Input:
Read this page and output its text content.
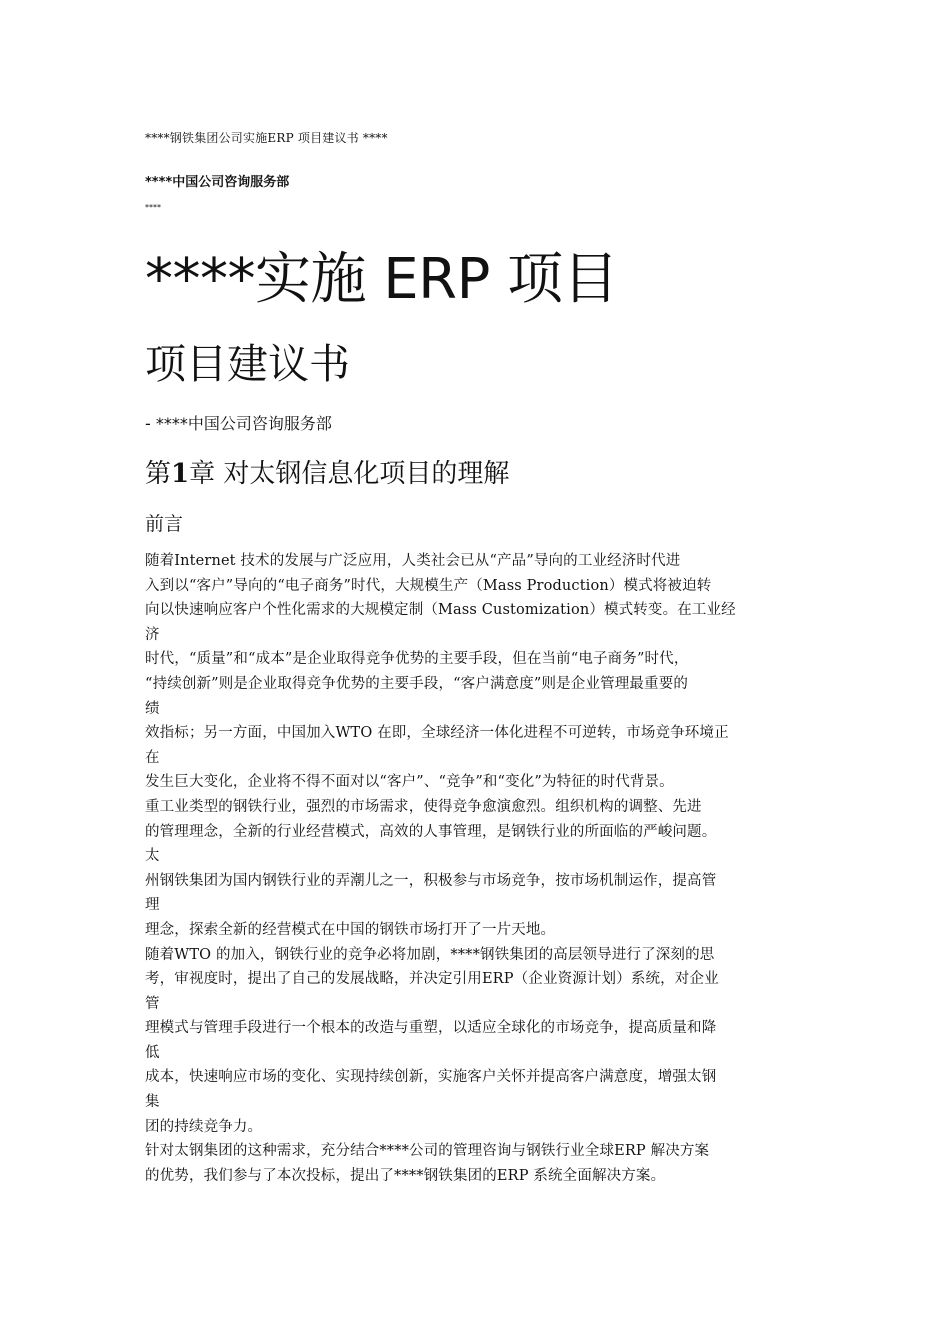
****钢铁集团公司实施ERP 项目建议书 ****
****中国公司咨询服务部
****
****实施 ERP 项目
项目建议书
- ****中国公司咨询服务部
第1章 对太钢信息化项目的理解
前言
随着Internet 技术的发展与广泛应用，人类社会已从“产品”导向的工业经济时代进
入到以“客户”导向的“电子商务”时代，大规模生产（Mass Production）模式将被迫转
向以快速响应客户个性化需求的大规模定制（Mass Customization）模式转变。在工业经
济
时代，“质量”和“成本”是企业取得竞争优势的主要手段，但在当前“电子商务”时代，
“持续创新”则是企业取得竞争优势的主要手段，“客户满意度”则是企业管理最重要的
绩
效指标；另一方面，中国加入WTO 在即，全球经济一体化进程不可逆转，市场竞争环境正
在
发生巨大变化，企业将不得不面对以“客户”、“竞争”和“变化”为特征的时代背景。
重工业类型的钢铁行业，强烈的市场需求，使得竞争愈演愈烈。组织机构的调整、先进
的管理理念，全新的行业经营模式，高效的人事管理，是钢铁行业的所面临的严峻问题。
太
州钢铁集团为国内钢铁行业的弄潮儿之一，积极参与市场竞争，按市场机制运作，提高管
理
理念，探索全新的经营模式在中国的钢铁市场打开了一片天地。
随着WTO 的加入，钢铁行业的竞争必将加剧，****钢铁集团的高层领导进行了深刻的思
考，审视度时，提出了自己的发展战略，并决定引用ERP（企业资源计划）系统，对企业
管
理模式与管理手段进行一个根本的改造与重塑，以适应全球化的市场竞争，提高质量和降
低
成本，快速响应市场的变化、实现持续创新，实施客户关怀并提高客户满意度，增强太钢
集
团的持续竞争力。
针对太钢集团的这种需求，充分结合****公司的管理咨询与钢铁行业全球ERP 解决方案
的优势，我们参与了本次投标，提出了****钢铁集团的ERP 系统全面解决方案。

Task description:
Quote the data above in full, leaving out the pictures it holds.

Reply to the exercise:
Read this page and output its text content.
****钢铁集团公司实施ERP 项目建议书 ****
****中国公司咨询服务部
****
****实施 ERP 项目
项目建议书
- ****中国公司咨询服务部
第1章 对太钢信息化项目的理解
前言
随着Internet 技术的发展与广泛应用，人类社会已从“产品”导向的工业经济时代进
入到以“客户”导向的“电子商务”时代，大规模生产（Mass Production）模式将被迫转
向以快速响应客户个性化需求的大规模定制（Mass Customization）模式转变。在工业经
济
时代，“质量”和“成本”是企业取得竞争优势的主要手段，但在当前“电子商务”时代，
“持续创新”则是企业取得竞争优势的主要手段，“客户满意度”则是企业管理最重要的
绩
效指标；另一方面，中国加入WTO 在即，全球经济一体化进程不可逆转，市场竞争环境正
在
发生巨大变化，企业将不得不面对以“客户”、“竞争”和“变化”为特征的时代背景。
重工业类型的钢铁行业，强烈的市场需求，使得竞争愈演愈烈。组织机构的调整、先进
的管理理念，全新的行业经营模式，高效的人事管理，是钢铁行业的所面临的严峻问题。
太
州钢铁集团为国内钢铁行业的弄潮儿之一，积极参与市场竞争，按市场机制运作，提高管
理
理念，探索全新的经营模式在中国的钢铁市场打开了一片天地。
随着WTO 的加入，钢铁行业的竞争必将加剧，****钢铁集团的高层领导进行了深刻的思
考，审视度时，提出了自己的发展战略，并决定引用ERP（企业资源计划）系统，对企业
管
理模式与管理手段进行一个根本的改造与重塑，以适应全球化的市场竞争，提高质量和降
低
成本，快速响应市场的变化、实现持续创新，实施客户关怀并提高客户满意度，增强太钢
集
团的持续竞争力。
针对太钢集团的这种需求，充分结合****公司的管理咨询与钢铁行业全球ERP 解决方案
的优势，我们参与了本次投标，提出了****钢铁集团的ERP 系统全面解决方案。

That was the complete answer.